Extracted data entries:

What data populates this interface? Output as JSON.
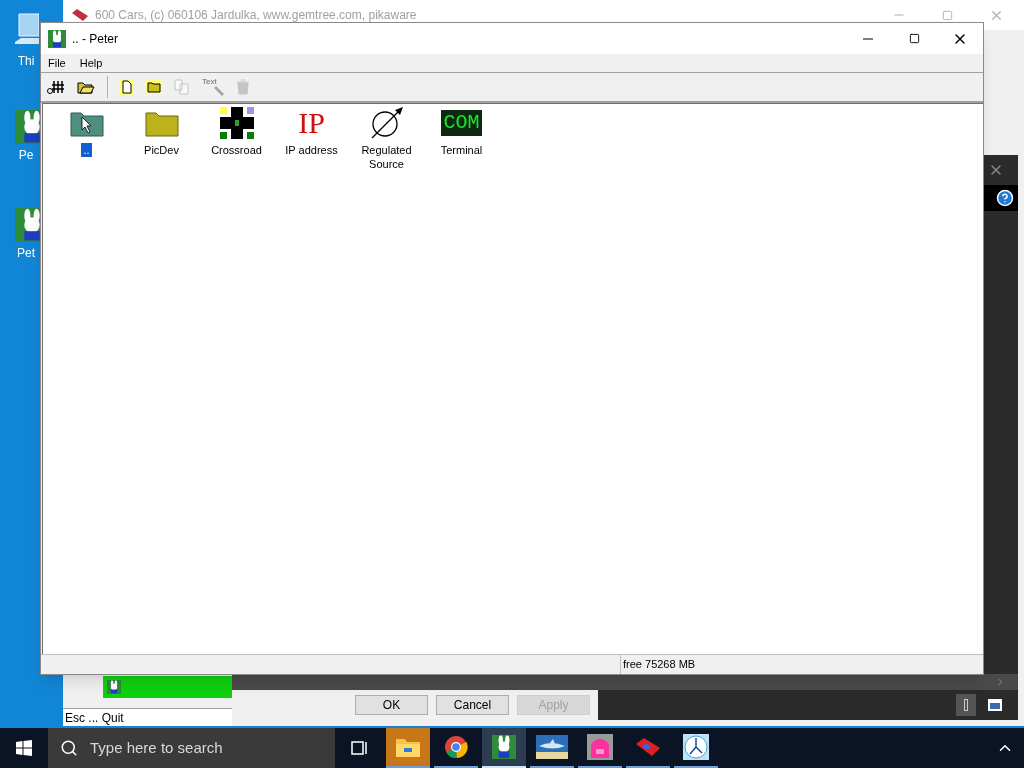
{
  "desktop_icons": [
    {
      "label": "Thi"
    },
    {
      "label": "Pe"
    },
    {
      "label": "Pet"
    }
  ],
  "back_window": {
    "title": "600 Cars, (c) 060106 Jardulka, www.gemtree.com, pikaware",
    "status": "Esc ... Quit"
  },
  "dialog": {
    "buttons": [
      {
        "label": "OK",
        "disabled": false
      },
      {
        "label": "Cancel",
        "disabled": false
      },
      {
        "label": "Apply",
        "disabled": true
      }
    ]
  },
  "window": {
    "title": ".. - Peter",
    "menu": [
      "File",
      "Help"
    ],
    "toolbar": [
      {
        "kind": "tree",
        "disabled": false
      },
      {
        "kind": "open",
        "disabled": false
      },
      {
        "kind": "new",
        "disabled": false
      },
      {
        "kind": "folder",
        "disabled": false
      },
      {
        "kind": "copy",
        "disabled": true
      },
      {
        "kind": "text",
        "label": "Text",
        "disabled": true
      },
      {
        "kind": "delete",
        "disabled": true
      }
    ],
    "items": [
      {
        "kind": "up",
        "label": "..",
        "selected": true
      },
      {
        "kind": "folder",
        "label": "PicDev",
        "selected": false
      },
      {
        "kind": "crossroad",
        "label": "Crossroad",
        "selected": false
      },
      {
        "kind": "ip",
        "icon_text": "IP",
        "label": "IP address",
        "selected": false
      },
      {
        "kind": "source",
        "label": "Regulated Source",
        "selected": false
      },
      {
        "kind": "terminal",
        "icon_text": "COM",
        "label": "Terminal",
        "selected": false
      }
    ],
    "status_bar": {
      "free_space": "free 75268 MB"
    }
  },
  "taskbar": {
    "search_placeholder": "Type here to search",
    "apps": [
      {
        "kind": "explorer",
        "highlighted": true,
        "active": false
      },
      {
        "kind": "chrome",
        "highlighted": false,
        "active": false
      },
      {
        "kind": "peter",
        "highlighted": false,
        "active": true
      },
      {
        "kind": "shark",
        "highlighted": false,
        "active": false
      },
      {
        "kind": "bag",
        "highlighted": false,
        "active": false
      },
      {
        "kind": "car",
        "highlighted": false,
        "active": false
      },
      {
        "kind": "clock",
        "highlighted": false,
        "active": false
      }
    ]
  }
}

## [AIM OF THE EXERCISE]
Your job is to transcribe the entries above exactly; skip the pictures.

## [EXPECTED ANSWER]
What data populates this interface? Output as JSON.
{
  "desktop_icons": [
    {
      "label": "Thi"
    },
    {
      "label": "Pe"
    },
    {
      "label": "Pet"
    }
  ],
  "back_window": {
    "title": "600 Cars, (c) 060106 Jardulka, www.gemtree.com, pikaware",
    "status": "Esc ... Quit"
  },
  "dialog": {
    "buttons": [
      {
        "label": "OK",
        "disabled": false
      },
      {
        "label": "Cancel",
        "disabled": false
      },
      {
        "label": "Apply",
        "disabled": true
      }
    ]
  },
  "window": {
    "title": ".. - Peter",
    "menu": [
      "File",
      "Help"
    ],
    "toolbar": [
      {
        "kind": "tree",
        "disabled": false
      },
      {
        "kind": "open",
        "disabled": false
      },
      {
        "kind": "new",
        "disabled": false
      },
      {
        "kind": "folder",
        "disabled": false
      },
      {
        "kind": "copy",
        "disabled": true
      },
      {
        "kind": "text",
        "label": "Text",
        "disabled": true
      },
      {
        "kind": "delete",
        "disabled": true
      }
    ],
    "items": [
      {
        "kind": "up",
        "label": "..",
        "selected": true
      },
      {
        "kind": "folder",
        "label": "PicDev",
        "selected": false
      },
      {
        "kind": "crossroad",
        "label": "Crossroad",
        "selected": false
      },
      {
        "kind": "ip",
        "icon_text": "IP",
        "label": "IP address",
        "selected": false
      },
      {
        "kind": "source",
        "label": "Regulated Source",
        "selected": false
      },
      {
        "kind": "terminal",
        "icon_text": "COM",
        "label": "Terminal",
        "selected": false
      }
    ],
    "status_bar": {
      "free_space": "free 75268 MB"
    }
  },
  "taskbar": {
    "search_placeholder": "Type here to search",
    "apps": [
      {
        "kind": "explorer",
        "highlighted": true,
        "active": false
      },
      {
        "kind": "chrome",
        "highlighted": false,
        "active": false
      },
      {
        "kind": "peter",
        "highlighted": false,
        "active": true
      },
      {
        "kind": "shark",
        "highlighted": false,
        "active": false
      },
      {
        "kind": "bag",
        "highlighted": false,
        "active": false
      },
      {
        "kind": "car",
        "highlighted": false,
        "active": false
      },
      {
        "kind": "clock",
        "highlighted": false,
        "active": false
      }
    ]
  }
}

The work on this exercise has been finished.